** start of SUPPLIED MATERIAL **
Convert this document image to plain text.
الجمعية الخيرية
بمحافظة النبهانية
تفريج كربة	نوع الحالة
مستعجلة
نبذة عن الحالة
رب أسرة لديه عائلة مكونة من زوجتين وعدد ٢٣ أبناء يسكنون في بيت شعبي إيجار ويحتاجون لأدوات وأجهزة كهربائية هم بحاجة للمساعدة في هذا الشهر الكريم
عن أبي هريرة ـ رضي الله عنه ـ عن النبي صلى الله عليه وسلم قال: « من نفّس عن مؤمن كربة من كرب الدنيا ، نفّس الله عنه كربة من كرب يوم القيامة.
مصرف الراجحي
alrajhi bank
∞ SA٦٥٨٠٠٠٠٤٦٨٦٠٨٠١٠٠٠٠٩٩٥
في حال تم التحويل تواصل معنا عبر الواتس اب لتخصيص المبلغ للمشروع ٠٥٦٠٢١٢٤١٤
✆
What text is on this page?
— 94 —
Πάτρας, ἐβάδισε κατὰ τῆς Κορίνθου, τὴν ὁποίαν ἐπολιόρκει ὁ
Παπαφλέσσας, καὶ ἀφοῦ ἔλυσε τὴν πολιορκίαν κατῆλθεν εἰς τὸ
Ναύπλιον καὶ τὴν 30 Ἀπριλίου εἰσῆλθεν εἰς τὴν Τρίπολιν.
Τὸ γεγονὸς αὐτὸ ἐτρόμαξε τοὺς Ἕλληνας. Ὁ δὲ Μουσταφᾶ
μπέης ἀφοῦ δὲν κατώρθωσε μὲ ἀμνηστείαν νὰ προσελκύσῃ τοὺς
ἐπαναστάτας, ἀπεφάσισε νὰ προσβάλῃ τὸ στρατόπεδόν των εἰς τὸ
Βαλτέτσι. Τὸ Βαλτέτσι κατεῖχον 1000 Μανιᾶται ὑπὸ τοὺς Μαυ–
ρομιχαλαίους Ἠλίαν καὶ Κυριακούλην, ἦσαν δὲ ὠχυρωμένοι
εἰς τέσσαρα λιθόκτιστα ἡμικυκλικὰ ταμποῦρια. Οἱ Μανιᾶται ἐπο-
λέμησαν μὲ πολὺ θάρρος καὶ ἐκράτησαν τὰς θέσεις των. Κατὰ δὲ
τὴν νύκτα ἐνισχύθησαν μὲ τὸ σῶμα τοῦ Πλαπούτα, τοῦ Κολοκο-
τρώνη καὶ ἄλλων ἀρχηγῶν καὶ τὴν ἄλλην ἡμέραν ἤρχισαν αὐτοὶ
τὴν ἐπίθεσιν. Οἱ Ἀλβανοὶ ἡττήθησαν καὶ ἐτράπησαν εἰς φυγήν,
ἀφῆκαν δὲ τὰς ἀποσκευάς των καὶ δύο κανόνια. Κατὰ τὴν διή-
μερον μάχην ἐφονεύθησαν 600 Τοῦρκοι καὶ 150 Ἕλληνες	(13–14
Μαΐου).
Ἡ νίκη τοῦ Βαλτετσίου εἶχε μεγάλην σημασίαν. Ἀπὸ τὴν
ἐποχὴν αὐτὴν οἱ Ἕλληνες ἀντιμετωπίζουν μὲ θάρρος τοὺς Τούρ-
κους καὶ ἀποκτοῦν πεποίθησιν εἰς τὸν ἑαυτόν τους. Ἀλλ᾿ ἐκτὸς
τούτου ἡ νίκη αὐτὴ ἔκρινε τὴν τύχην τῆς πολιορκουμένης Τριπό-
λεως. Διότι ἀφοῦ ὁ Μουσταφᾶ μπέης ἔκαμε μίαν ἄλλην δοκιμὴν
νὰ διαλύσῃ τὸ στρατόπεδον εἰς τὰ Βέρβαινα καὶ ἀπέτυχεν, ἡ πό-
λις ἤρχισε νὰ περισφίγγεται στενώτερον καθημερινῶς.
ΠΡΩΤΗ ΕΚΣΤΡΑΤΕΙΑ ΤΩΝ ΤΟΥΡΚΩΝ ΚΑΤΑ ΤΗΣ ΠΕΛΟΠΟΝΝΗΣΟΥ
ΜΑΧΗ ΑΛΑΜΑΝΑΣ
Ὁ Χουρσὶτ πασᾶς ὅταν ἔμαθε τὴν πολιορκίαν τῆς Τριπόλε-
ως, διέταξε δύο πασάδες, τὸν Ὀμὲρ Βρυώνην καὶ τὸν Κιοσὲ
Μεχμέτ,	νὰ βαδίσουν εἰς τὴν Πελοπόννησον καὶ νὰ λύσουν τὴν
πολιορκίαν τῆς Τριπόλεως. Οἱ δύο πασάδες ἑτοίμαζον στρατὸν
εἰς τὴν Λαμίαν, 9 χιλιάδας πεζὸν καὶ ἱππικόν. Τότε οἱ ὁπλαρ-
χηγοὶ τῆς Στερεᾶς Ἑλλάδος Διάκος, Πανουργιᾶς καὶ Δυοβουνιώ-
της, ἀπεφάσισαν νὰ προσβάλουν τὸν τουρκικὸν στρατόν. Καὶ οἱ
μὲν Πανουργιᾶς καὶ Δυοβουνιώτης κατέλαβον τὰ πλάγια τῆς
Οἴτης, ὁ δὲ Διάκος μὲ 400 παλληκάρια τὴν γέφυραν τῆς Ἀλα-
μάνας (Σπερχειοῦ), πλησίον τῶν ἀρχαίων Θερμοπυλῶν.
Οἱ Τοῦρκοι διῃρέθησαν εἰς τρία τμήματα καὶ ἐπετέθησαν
** end of SUPPLIED MATERIAL **
▸ **EXERCISE REQUIREMENTS**:
Every entry needs to be retyped exactly.

▸ **EXERCISE RESPONSE**:
Convert this document image to plain text.
الجمعية الخيرية
بمحافظة النبهانية
تفريج كربة	نوع الحالة
مستعجلة
نبذة عن الحالة
رب أسرة لديه عائلة مكونة من زوجتين وعدد ٢٣ أبناء يسكنون في بيت شعبي إيجار ويحتاجون لأدوات وأجهزة كهربائية هم بحاجة للمساعدة في هذا الشهر الكريم
عن أبي هريرة ـ رضي الله عنه ـ عن النبي صلى الله عليه وسلم قال: « من نفّس عن مؤمن كربة من كرب الدنيا ، نفّس الله عنه كربة من كرب يوم القيامة.
مصرف الراجحي
alrajhi bank
∞ SA٦٥٨٠٠٠٠٤٦٨٦٠٨٠١٠٠٠٠٩٩٥
في حال تم التحويل تواصل معنا عبر الواتس اب لتخصيص المبلغ للمشروع ٠٥٦٠٢١٢٤١٤
✆
What text is on this page?
— 94 —
Πάτρας, ἐβάδισε κατὰ τῆς Κορίνθου, τὴν ὁποίαν ἐπολιόρκει ὁ
Παπαφλέσσας, καὶ ἀφοῦ ἔλυσε τὴν πολιορκίαν κατῆλθεν εἰς τὸ
Ναύπλιον καὶ τὴν 30 Ἀπριλίου εἰσῆλθεν εἰς τὴν Τρίπολιν.
Τὸ γεγονὸς αὐτὸ ἐτρόμαξε τοὺς Ἕλληνας. Ὁ δὲ Μουσταφᾶ
μπέης ἀφοῦ δὲν κατώρθωσε μὲ ἀμνηστείαν νὰ προσελκύσῃ τοὺς
ἐπαναστάτας, ἀπεφάσισε νὰ προσβάλῃ τὸ στρατόπεδόν των εἰς τὸ
Βαλτέτσι. Τὸ Βαλτέτσι κατεῖχον 1000 Μανιᾶται ὑπὸ τοὺς Μαυ–
ρομιχαλαίους Ἠλίαν καὶ Κυριακούλην, ἦσαν δὲ ὠχυρωμένοι
εἰς τέσσαρα λιθόκτιστα ἡμικυκλικὰ ταμποῦρια. Οἱ Μανιᾶται ἐπο-
λέμησαν μὲ πολὺ θάρρος καὶ ἐκράτησαν τὰς θέσεις των. Κατὰ δὲ
τὴν νύκτα ἐνισχύθησαν μὲ τὸ σῶμα τοῦ Πλαπούτα, τοῦ Κολοκο-
τρώνη καὶ ἄλλων ἀρχηγῶν καὶ τὴν ἄλλην ἡμέραν ἤρχισαν αὐτοὶ
τὴν ἐπίθεσιν. Οἱ Ἀλβανοὶ ἡττήθησαν καὶ ἐτράπησαν εἰς φυγήν,
ἀφῆκαν δὲ τὰς ἀποσκευάς των καὶ δύο κανόνια. Κατὰ τὴν διή-
μερον μάχην ἐφονεύθησαν 600 Τοῦρκοι καὶ 150 Ἕλληνες	(13–14
Μαΐου).
Ἡ νίκη τοῦ Βαλτετσίου εἶχε μεγάλην σημασίαν. Ἀπὸ τὴν
ἐποχὴν αὐτὴν οἱ Ἕλληνες ἀντιμετωπίζουν μὲ θάρρος τοὺς Τούρ-
κους καὶ ἀποκτοῦν πεποίθησιν εἰς τὸν ἑαυτόν τους. Ἀλλ᾿ ἐκτὸς
τούτου ἡ νίκη αὐτὴ ἔκρινε τὴν τύχην τῆς πολιορκουμένης Τριπό-
λεως. Διότι ἀφοῦ ὁ Μουσταφᾶ μπέης ἔκαμε μίαν ἄλλην δοκιμὴν
νὰ διαλύσῃ τὸ στρατόπεδον εἰς τὰ Βέρβαινα καὶ ἀπέτυχεν, ἡ πό-
λις ἤρχισε νὰ περισφίγγεται στενώτερον καθημερινῶς.
ΠΡΩΤΗ ΕΚΣΤΡΑΤΕΙΑ ΤΩΝ ΤΟΥΡΚΩΝ ΚΑΤΑ ΤΗΣ ΠΕΛΟΠΟΝΝΗΣΟΥ
ΜΑΧΗ ΑΛΑΜΑΝΑΣ
Ὁ Χουρσὶτ πασᾶς ὅταν ἔμαθε τὴν πολιορκίαν τῆς Τριπόλε-
ως, διέταξε δύο πασάδες, τὸν Ὀμὲρ Βρυώνην καὶ τὸν Κιοσὲ
Μεχμέτ,	νὰ βαδίσουν εἰς τὴν Πελοπόννησον καὶ νὰ λύσουν τὴν
πολιορκίαν τῆς Τριπόλεως. Οἱ δύο πασάδες ἑτοίμαζον στρατὸν
εἰς τὴν Λαμίαν, 9 χιλιάδας πεζὸν καὶ ἱππικόν. Τότε οἱ ὁπλαρ-
χηγοὶ τῆς Στερεᾶς Ἑλλάδος Διάκος, Πανουργιᾶς καὶ Δυοβουνιώ-
της, ἀπεφάσισαν νὰ προσβάλουν τὸν τουρκικὸν στρατόν. Καὶ οἱ
μὲν Πανουργιᾶς καὶ Δυοβουνιώτης κατέλαβον τὰ πλάγια τῆς
Οἴτης, ὁ δὲ Διάκος μὲ 400 παλληκάρια τὴν γέφυραν τῆς Ἀλα-
μάνας (Σπερχειοῦ), πλησίον τῶν ἀρχαίων Θερμοπυλῶν.
Οἱ Τοῦρκοι διῃρέθησαν εἰς τρία τμήματα καὶ ἐπετέθησαν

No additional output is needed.